**The task**
Write out all the lines again, precisely as they stand, but without the images.

=-=-=

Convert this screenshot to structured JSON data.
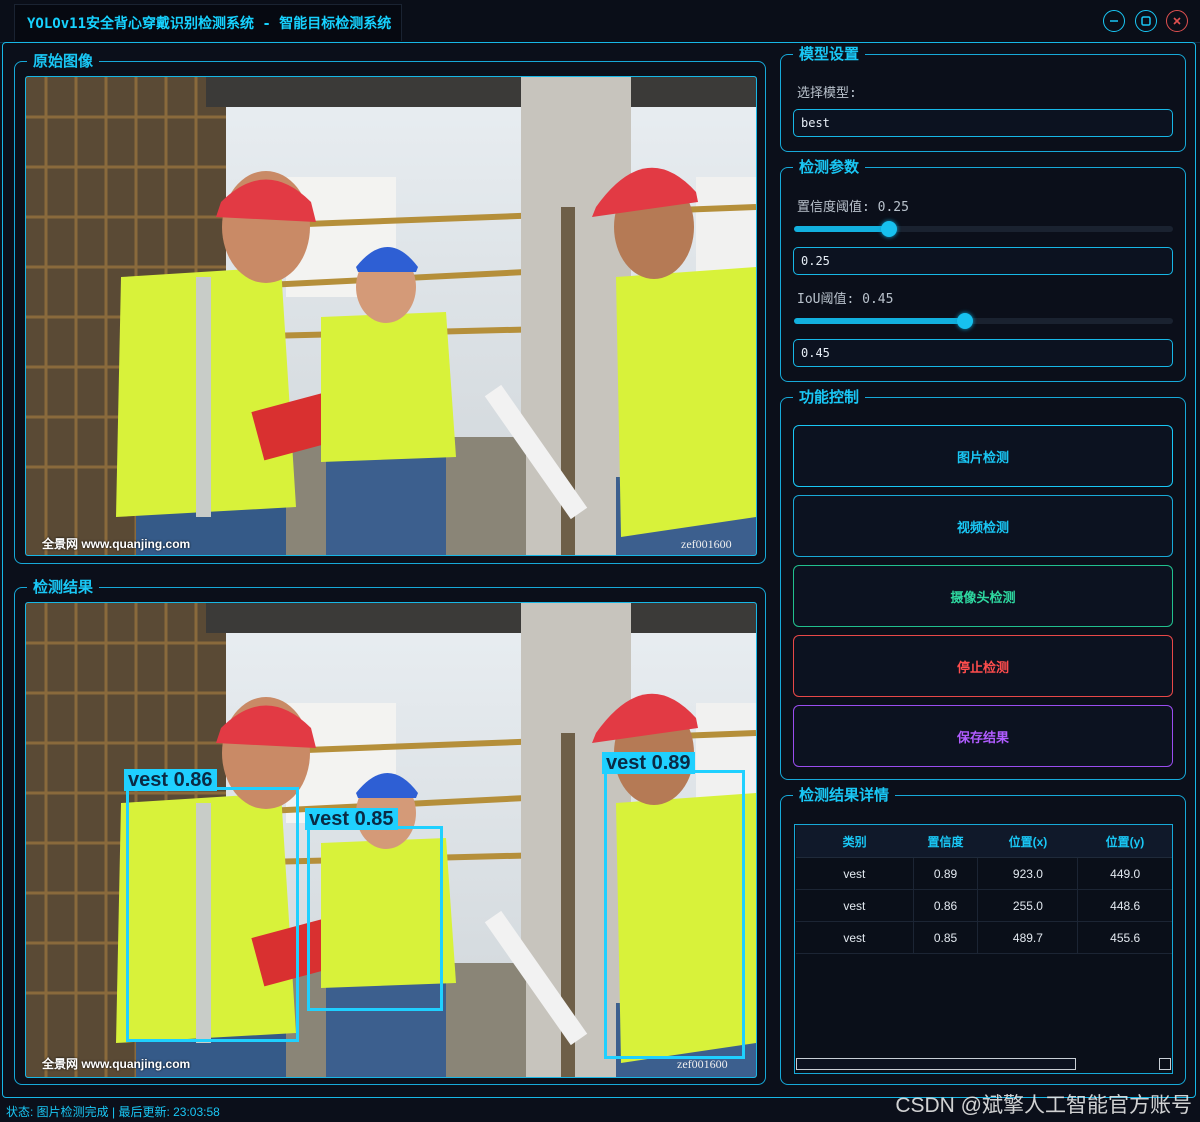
{
  "window": {
    "title": "YOLOv11安全背心穿戴识别检测系统 - 智能目标检测系统",
    "controls": [
      "minimize-icon",
      "maximize-icon",
      "close-icon"
    ]
  },
  "original": {
    "title": "原始图像",
    "credit": "全景网 www.quanjing.com",
    "code": "zef001600"
  },
  "result": {
    "title": "检测结果",
    "credit": "全景网 www.quanjing.com",
    "code": "zef001600",
    "detections": [
      {
        "label": "vest 0.86"
      },
      {
        "label": "vest 0.85"
      },
      {
        "label": "vest 0.89"
      }
    ]
  },
  "model": {
    "title": "模型设置",
    "label": "选择模型:",
    "value": "best"
  },
  "params": {
    "title": "检测参数",
    "conf_label": "置信度阈值: 0.25",
    "conf_value": "0.25",
    "conf_level": 0.25,
    "iou_label": "IoU阈值: 0.45",
    "iou_value": "0.45",
    "iou_level": 0.45
  },
  "controls": {
    "title": "功能控制",
    "image_btn": "图片检测",
    "video_btn": "视频检测",
    "camera_btn": "摄像头检测",
    "stop_btn": "停止检测",
    "save_btn": "保存结果"
  },
  "details": {
    "title": "检测结果详情",
    "headers": [
      "类别",
      "置信度",
      "位置(x)",
      "位置(y)"
    ],
    "rows": [
      [
        "vest",
        "0.89",
        "923.0",
        "449.0"
      ],
      [
        "vest",
        "0.86",
        "255.0",
        "448.6"
      ],
      [
        "vest",
        "0.85",
        "489.7",
        "455.6"
      ]
    ]
  },
  "status": "状态: 图片检测完成 | 最后更新: 23:03:58",
  "watermark": "CSDN @斌擎人工智能官方账号",
  "colors": {
    "accent": "#19c7f5",
    "camera": "#2ed8a0",
    "stop": "#ff4d4d",
    "save": "#b05cff",
    "background": "#0b0f1a"
  }
}
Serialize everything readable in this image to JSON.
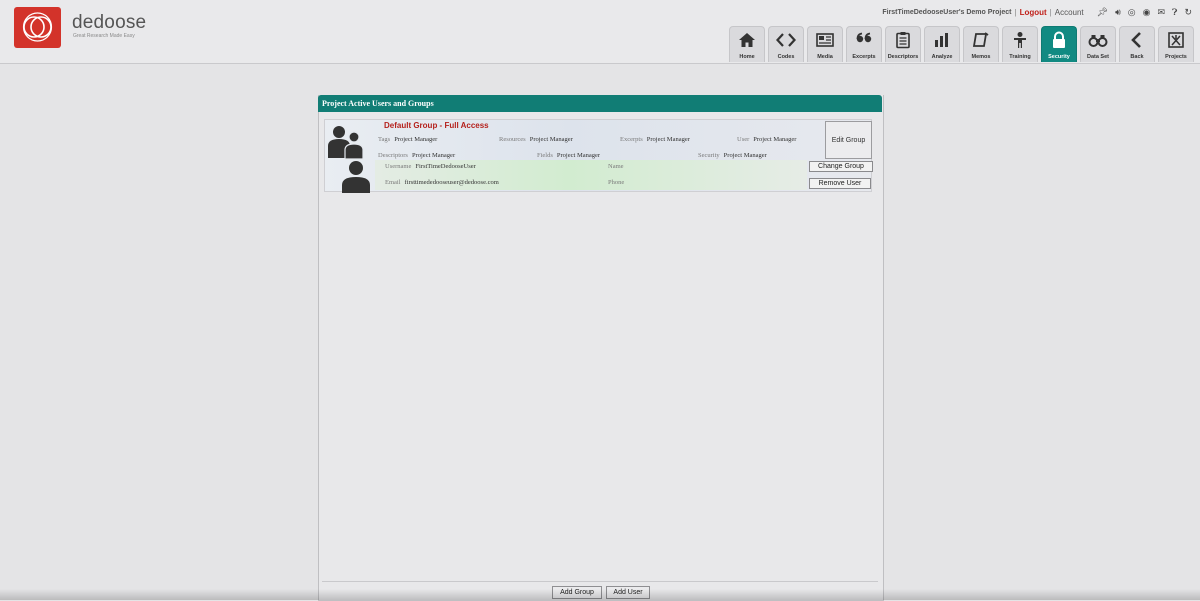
{
  "brand": {
    "name": "dedoose",
    "tagline": "Great Research Made Easy",
    "logo_color": "#d3332a"
  },
  "top_bar": {
    "project": "FirstTimeDedooseUser's Demo Project",
    "logout": "Logout",
    "account": "Account",
    "icons": [
      "pin-icon",
      "sound-icon",
      "toggle-icon",
      "toggle-icon",
      "mail-icon",
      "help-icon",
      "refresh-icon"
    ]
  },
  "toolbar": [
    {
      "label": "Home",
      "icon": "home-icon"
    },
    {
      "label": "Codes",
      "icon": "code-icon"
    },
    {
      "label": "Media",
      "icon": "media-icon"
    },
    {
      "label": "Excerpts",
      "icon": "quote-icon"
    },
    {
      "label": "Descriptors",
      "icon": "clipboard-icon"
    },
    {
      "label": "Analyze",
      "icon": "bar-chart-icon"
    },
    {
      "label": "Memos",
      "icon": "memo-icon"
    },
    {
      "label": "Training",
      "icon": "person-icon"
    },
    {
      "label": "Security",
      "icon": "lock-icon",
      "active": true
    },
    {
      "label": "Data Set",
      "icon": "binoculars-icon"
    },
    {
      "label": "Back",
      "icon": "chevron-left-icon"
    },
    {
      "label": "Projects",
      "icon": "projects-icon"
    }
  ],
  "accent_color": "#117d75",
  "panel": {
    "title": "Project Active Users and Groups",
    "group": {
      "title": "Default Group - Full Access",
      "permissions": {
        "tags_label": "Tags",
        "tags_value": "Project Manager",
        "resources_label": "Resources",
        "resources_value": "Project Manager",
        "excerpts_label": "Excerpts",
        "excerpts_value": "Project Manager",
        "user_label": "User",
        "user_value": "Project Manager",
        "descriptors_label": "Descriptors",
        "descriptors_value": "Project Manager",
        "fields_label": "Fields",
        "fields_value": "Project Manager",
        "security_label": "Security",
        "security_value": "Project Manager"
      },
      "edit_button": "Edit Group"
    },
    "user": {
      "username_label": "Username",
      "username": "FirstTimeDedooseUser",
      "email_label": "Email",
      "email": "firsttimededooseuser@dedoose.com",
      "name_label": "Name",
      "name": "",
      "phone_label": "Phone",
      "phone": "",
      "change_group_button": "Change Group",
      "remove_user_button": "Remove User"
    },
    "footer": {
      "add_group_button": "Add Group",
      "add_user_button": "Add User"
    }
  }
}
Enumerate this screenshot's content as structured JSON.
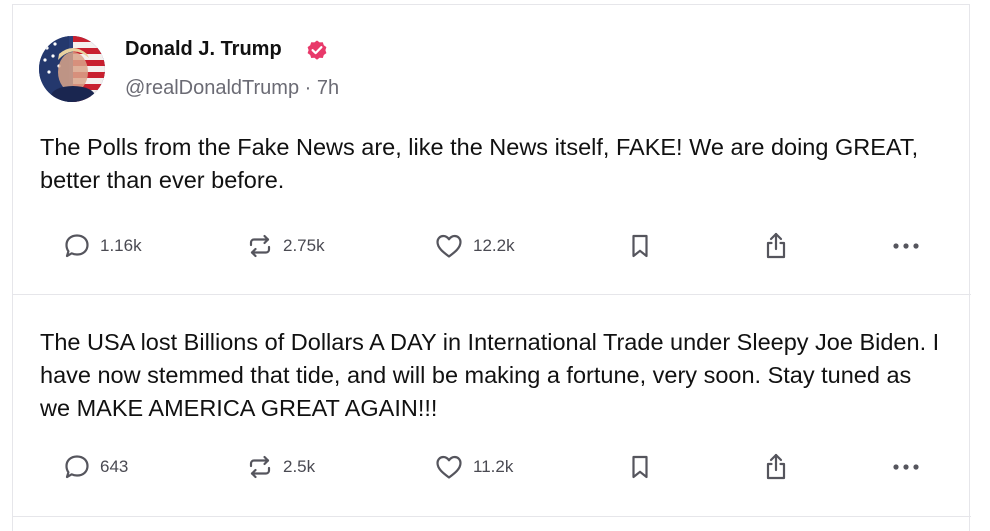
{
  "posts": [
    {
      "author": {
        "name": "Donald J. Trump",
        "handle": "@realDonaldTrump",
        "separator": "·",
        "time": "7h",
        "verified": true,
        "verified_color": "#e8396a"
      },
      "text": "The Polls from the Fake News are, like the News itself, FAKE! We are doing GREAT, better than ever before.",
      "actions": {
        "replies": "1.16k",
        "reposts": "2.75k",
        "likes": "12.2k"
      }
    },
    {
      "text": "The USA lost Billions of Dollars A DAY in International Trade under Sleepy Joe Biden. I have now stemmed that tide, and will be making a fortune, very soon. Stay tuned as we MAKE AMERICA GREAT AGAIN!!!",
      "actions": {
        "replies": "643",
        "reposts": "2.5k",
        "likes": "11.2k"
      }
    }
  ],
  "icons": {
    "reply": "speech-bubble-icon",
    "repost": "repost-arrows-icon",
    "like": "heart-icon",
    "bookmark": "bookmark-icon",
    "share": "share-upload-icon",
    "more": "more-dots-icon"
  },
  "colors": {
    "text": "#111111",
    "muted": "#6b6b74",
    "icon": "#55555d",
    "border": "#e6e6ea",
    "verified": "#e8396a"
  }
}
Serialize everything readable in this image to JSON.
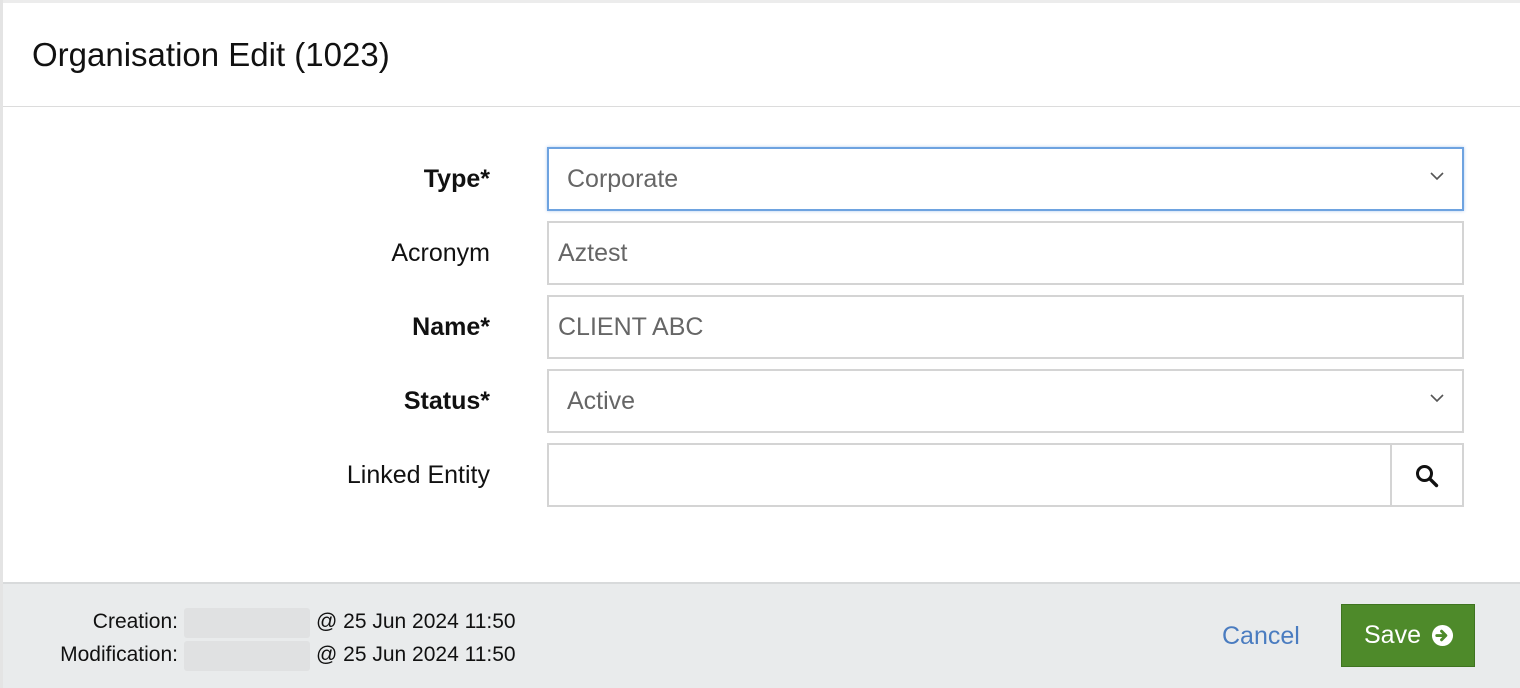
{
  "modal": {
    "title": "Organisation Edit (1023)"
  },
  "form": {
    "type": {
      "label": "Type*",
      "value": "Corporate"
    },
    "acronym": {
      "label": "Acronym",
      "value": "Aztest"
    },
    "name": {
      "label": "Name*",
      "value": "CLIENT ABC"
    },
    "status": {
      "label": "Status*",
      "value": "Active"
    },
    "linked_entity": {
      "label": "Linked Entity",
      "value": "",
      "search_icon": "search-icon"
    }
  },
  "footer": {
    "creation": {
      "label": "Creation:",
      "date": "@ 25 Jun 2024 11:50"
    },
    "modification": {
      "label": "Modification:",
      "date": "@ 25 Jun 2024 11:50"
    },
    "cancel_label": "Cancel",
    "save_label": "Save",
    "save_icon": "arrow-circle-right-icon"
  },
  "colors": {
    "save_button": "#4e8a2a",
    "cancel_link": "#4a7cc0",
    "focus_border": "#6ea3e0",
    "footer_bg": "#e9ebec"
  }
}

=-=-=

**Solution to the exercise**
Convert this screenshot to structured JSON data.
{
  "window": {
    "title": "YOLOv11安全背心穿戴识别检测系统 - 智能目标检测系统",
    "controls": [
      "minimize-icon",
      "maximize-icon",
      "close-icon"
    ]
  },
  "original": {
    "title": "原始图像",
    "credit": "全景网 www.quanjing.com",
    "code": "zef001600"
  },
  "result": {
    "title": "检测结果",
    "credit": "全景网 www.quanjing.com",
    "code": "zef001600",
    "detections": [
      {
        "label": "vest 0.86"
      },
      {
        "label": "vest 0.85"
      },
      {
        "label": "vest 0.89"
      }
    ]
  },
  "model": {
    "title": "模型设置",
    "label": "选择模型:",
    "value": "best"
  },
  "params": {
    "title": "检测参数",
    "conf_label": "置信度阈值: 0.25",
    "conf_value": "0.25",
    "conf_level": 0.25,
    "iou_label": "IoU阈值: 0.45",
    "iou_value": "0.45",
    "iou_level": 0.45
  },
  "controls": {
    "title": "功能控制",
    "image_btn": "图片检测",
    "video_btn": "视频检测",
    "camera_btn": "摄像头检测",
    "stop_btn": "停止检测",
    "save_btn": "保存结果"
  },
  "details": {
    "title": "检测结果详情",
    "headers": [
      "类别",
      "置信度",
      "位置(x)",
      "位置(y)"
    ],
    "rows": [
      [
        "vest",
        "0.89",
        "923.0",
        "449.0"
      ],
      [
        "vest",
        "0.86",
        "255.0",
        "448.6"
      ],
      [
        "vest",
        "0.85",
        "489.7",
        "455.6"
      ]
    ]
  },
  "status": "状态: 图片检测完成 | 最后更新: 23:03:58",
  "watermark": "CSDN @斌擎人工智能官方账号",
  "colors": {
    "accent": "#19c7f5",
    "camera": "#2ed8a0",
    "stop": "#ff4d4d",
    "save": "#b05cff",
    "background": "#0b0f1a"
  }
}
Serialize everything readable in this image to JSON.
{
  "brand": {
    "name": "dedoose",
    "tagline": "Great Research Made Easy",
    "logo_color": "#d3332a"
  },
  "top_bar": {
    "project": "FirstTimeDedooseUser's Demo Project",
    "logout": "Logout",
    "account": "Account",
    "icons": [
      "pin-icon",
      "sound-icon",
      "toggle-icon",
      "toggle-icon",
      "mail-icon",
      "help-icon",
      "refresh-icon"
    ]
  },
  "toolbar": [
    {
      "label": "Home",
      "icon": "home-icon"
    },
    {
      "label": "Codes",
      "icon": "code-icon"
    },
    {
      "label": "Media",
      "icon": "media-icon"
    },
    {
      "label": "Excerpts",
      "icon": "quote-icon"
    },
    {
      "label": "Descriptors",
      "icon": "clipboard-icon"
    },
    {
      "label": "Analyze",
      "icon": "bar-chart-icon"
    },
    {
      "label": "Memos",
      "icon": "memo-icon"
    },
    {
      "label": "Training",
      "icon": "person-icon"
    },
    {
      "label": "Security",
      "icon": "lock-icon",
      "active": true
    },
    {
      "label": "Data Set",
      "icon": "binoculars-icon"
    },
    {
      "label": "Back",
      "icon": "chevron-left-icon"
    },
    {
      "label": "Projects",
      "icon": "projects-icon"
    }
  ],
  "accent_color": "#117d75",
  "panel": {
    "title": "Project Active Users and Groups",
    "group": {
      "title": "Default Group - Full Access",
      "permissions": {
        "tags_label": "Tags",
        "tags_value": "Project Manager",
        "resources_label": "Resources",
        "resources_value": "Project Manager",
        "excerpts_label": "Excerpts",
        "excerpts_value": "Project Manager",
        "user_label": "User",
        "user_value": "Project Manager",
        "descriptors_label": "Descriptors",
        "descriptors_value": "Project Manager",
        "fields_label": "Fields",
        "fields_value": "Project Manager",
        "security_label": "Security",
        "security_value": "Project Manager"
      },
      "edit_button": "Edit Group"
    },
    "user": {
      "username_label": "Username",
      "username": "FirstTimeDedooseUser",
      "email_label": "Email",
      "email": "firsttimededooseuser@dedoose.com",
      "name_label": "Name",
      "name": "",
      "phone_label": "Phone",
      "phone": "",
      "change_group_button": "Change Group",
      "remove_user_button": "Remove User"
    },
    "footer": {
      "add_group_button": "Add Group",
      "add_user_button": "Add User"
    }
  }
}
Enumerate this screenshot's content as structured JSON.
{
  "posts": [
    {
      "author": {
        "name": "Donald J. Trump",
        "handle": "@realDonaldTrump",
        "separator": "·",
        "time": "7h",
        "verified": true,
        "verified_color": "#e8396a"
      },
      "text": "The Polls from the Fake News are, like the News itself, FAKE! We are doing GREAT, better than ever before.",
      "actions": {
        "replies": "1.16k",
        "reposts": "2.75k",
        "likes": "12.2k"
      }
    },
    {
      "text": "The USA lost Billions of Dollars A DAY in International Trade under Sleepy Joe Biden. I have now stemmed that tide, and will be making a fortune, very soon. Stay tuned as we MAKE AMERICA GREAT AGAIN!!!",
      "actions": {
        "replies": "643",
        "reposts": "2.5k",
        "likes": "11.2k"
      }
    }
  ],
  "icons": {
    "reply": "speech-bubble-icon",
    "repost": "repost-arrows-icon",
    "like": "heart-icon",
    "bookmark": "bookmark-icon",
    "share": "share-upload-icon",
    "more": "more-dots-icon"
  },
  "colors": {
    "text": "#111111",
    "muted": "#6b6b74",
    "icon": "#55555d",
    "border": "#e6e6ea",
    "verified": "#e8396a"
  }
}
Serialize everything readable in this image to JSON.
{
  "modal": {
    "title": "Organisation Edit (1023)"
  },
  "form": {
    "type": {
      "label": "Type*",
      "value": "Corporate"
    },
    "acronym": {
      "label": "Acronym",
      "value": "Aztest"
    },
    "name": {
      "label": "Name*",
      "value": "CLIENT ABC"
    },
    "status": {
      "label": "Status*",
      "value": "Active"
    },
    "linked_entity": {
      "label": "Linked Entity",
      "value": "",
      "search_icon": "search-icon"
    }
  },
  "footer": {
    "creation": {
      "label": "Creation:",
      "date": "@ 25 Jun 2024 11:50"
    },
    "modification": {
      "label": "Modification:",
      "date": "@ 25 Jun 2024 11:50"
    },
    "cancel_label": "Cancel",
    "save_label": "Save",
    "save_icon": "arrow-circle-right-icon"
  },
  "colors": {
    "save_button": "#4e8a2a",
    "cancel_link": "#4a7cc0",
    "focus_border": "#6ea3e0",
    "footer_bg": "#e9ebec"
  }
}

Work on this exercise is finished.